Excerpt from a dataset:
## BEGIN

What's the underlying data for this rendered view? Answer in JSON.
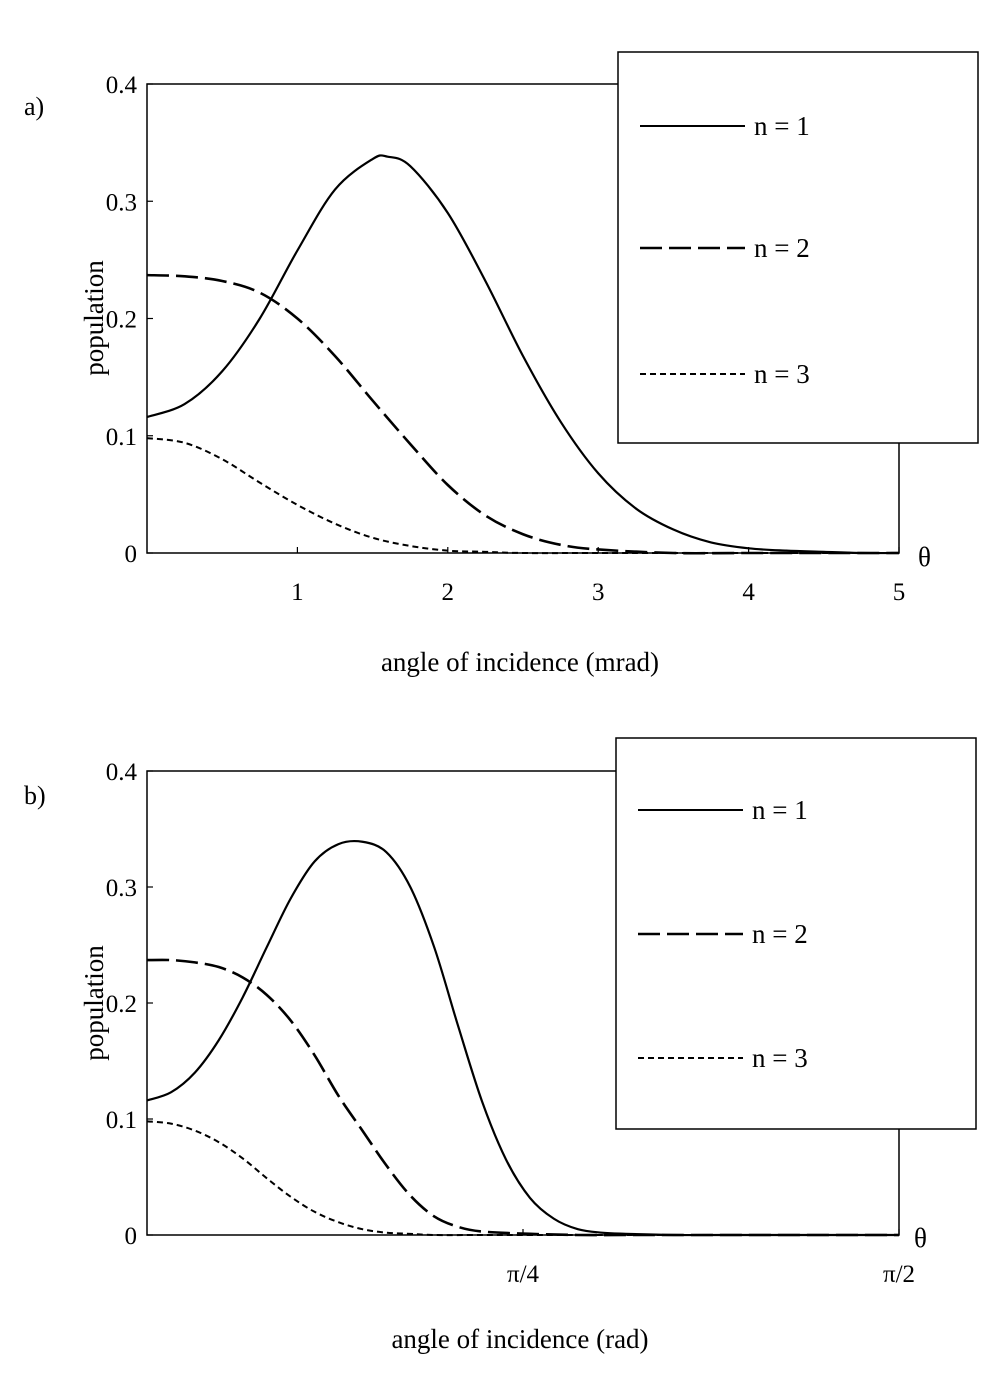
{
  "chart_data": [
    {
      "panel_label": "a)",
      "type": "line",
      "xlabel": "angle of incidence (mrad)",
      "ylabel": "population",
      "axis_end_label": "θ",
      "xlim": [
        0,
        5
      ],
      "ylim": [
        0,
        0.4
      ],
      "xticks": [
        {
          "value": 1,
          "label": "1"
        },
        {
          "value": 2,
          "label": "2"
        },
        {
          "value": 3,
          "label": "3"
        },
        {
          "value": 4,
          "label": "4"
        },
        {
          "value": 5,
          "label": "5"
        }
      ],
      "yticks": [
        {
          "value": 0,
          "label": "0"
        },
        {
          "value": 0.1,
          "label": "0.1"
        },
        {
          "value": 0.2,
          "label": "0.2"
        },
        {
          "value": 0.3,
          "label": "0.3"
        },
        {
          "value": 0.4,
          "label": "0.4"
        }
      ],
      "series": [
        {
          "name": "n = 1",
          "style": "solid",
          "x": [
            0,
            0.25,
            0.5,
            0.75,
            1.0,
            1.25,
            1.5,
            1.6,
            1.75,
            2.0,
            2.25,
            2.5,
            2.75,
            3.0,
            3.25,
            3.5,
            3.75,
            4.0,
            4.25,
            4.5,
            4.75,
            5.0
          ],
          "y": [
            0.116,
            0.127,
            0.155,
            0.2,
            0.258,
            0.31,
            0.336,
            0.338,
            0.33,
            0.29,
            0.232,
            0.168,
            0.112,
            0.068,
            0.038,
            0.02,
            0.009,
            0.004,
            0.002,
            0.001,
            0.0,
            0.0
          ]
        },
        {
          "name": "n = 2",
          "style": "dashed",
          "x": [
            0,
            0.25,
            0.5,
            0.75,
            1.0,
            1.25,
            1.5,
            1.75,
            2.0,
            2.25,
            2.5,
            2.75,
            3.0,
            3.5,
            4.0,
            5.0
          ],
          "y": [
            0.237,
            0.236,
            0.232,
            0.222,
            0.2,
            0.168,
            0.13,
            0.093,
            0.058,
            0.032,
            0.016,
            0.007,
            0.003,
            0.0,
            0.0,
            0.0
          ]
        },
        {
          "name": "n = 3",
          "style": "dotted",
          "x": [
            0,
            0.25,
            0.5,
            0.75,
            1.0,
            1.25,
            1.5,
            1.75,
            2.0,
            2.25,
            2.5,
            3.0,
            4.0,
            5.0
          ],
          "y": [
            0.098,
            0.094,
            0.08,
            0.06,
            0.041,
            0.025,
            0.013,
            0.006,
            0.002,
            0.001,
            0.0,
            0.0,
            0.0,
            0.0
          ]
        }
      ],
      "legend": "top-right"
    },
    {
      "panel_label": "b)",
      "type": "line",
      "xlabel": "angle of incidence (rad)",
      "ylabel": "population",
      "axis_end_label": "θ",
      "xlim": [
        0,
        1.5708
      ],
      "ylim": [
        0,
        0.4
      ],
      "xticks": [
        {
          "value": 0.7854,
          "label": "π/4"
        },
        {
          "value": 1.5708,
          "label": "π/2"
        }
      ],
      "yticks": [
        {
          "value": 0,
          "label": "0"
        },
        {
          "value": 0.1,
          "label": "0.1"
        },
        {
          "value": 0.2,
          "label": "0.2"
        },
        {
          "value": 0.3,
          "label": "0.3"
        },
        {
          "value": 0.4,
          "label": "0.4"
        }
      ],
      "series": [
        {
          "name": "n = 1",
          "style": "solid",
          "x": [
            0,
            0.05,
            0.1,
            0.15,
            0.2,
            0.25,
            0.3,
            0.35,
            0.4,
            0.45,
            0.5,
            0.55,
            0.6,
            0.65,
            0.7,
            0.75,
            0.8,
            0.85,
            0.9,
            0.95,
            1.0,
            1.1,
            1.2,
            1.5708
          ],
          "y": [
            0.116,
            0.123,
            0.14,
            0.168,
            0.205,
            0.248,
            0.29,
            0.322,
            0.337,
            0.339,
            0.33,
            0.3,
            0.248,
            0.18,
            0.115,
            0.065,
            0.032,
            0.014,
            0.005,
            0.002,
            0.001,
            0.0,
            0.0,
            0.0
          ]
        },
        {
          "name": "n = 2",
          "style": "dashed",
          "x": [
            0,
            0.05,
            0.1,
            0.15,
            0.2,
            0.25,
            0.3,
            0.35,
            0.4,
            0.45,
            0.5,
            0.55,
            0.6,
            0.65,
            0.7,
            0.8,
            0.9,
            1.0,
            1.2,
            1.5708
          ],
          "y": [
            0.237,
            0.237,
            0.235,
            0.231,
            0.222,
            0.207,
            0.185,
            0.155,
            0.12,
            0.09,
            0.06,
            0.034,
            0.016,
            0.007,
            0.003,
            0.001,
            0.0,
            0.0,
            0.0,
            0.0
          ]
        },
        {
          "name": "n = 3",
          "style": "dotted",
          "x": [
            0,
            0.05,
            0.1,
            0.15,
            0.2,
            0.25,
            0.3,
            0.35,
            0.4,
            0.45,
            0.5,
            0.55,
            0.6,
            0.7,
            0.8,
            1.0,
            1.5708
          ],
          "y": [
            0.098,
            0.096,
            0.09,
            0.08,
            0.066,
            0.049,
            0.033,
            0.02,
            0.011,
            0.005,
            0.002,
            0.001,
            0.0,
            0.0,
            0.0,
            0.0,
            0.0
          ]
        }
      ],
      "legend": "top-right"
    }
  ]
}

## END
## BEGIN

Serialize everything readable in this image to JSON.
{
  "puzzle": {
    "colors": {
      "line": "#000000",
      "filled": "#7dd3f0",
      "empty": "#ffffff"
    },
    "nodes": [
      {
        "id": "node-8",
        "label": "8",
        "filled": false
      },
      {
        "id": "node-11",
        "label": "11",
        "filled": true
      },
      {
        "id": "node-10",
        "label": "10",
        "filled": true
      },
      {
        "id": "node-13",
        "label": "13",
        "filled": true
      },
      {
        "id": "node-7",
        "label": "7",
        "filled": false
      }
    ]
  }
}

## END
## BEGIN

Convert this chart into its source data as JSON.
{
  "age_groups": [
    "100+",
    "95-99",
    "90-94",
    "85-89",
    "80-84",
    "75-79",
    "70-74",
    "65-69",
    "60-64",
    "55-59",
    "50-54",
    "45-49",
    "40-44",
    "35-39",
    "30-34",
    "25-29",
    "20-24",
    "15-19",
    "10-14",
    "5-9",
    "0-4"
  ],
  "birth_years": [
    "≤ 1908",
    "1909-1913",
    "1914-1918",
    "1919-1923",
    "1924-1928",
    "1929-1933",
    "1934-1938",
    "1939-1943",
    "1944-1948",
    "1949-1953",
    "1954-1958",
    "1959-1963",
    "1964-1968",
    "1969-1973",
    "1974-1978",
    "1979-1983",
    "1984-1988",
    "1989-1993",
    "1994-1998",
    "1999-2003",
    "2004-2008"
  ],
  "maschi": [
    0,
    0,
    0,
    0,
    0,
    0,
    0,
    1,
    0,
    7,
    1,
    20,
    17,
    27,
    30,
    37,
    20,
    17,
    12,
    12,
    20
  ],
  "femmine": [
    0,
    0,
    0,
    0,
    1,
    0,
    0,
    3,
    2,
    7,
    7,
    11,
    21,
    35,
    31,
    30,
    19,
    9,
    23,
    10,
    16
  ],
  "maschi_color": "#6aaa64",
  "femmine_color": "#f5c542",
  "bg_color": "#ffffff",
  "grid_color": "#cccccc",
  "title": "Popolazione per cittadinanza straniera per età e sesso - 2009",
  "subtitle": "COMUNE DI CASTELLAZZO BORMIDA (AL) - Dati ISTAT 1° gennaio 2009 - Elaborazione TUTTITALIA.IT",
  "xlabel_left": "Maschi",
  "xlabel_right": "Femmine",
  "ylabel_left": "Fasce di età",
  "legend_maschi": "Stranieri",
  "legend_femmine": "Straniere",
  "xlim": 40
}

## END

# PROBLEM DESCRIPTION
Copy out all lines that carry the word "JSON".

# SOLUTION TO THIS PROBLEM
What's the underlying data for this rendered view? Answer in JSON.
Serialize everything readable in this image to JSON.
Convert this chart into its source data as JSON.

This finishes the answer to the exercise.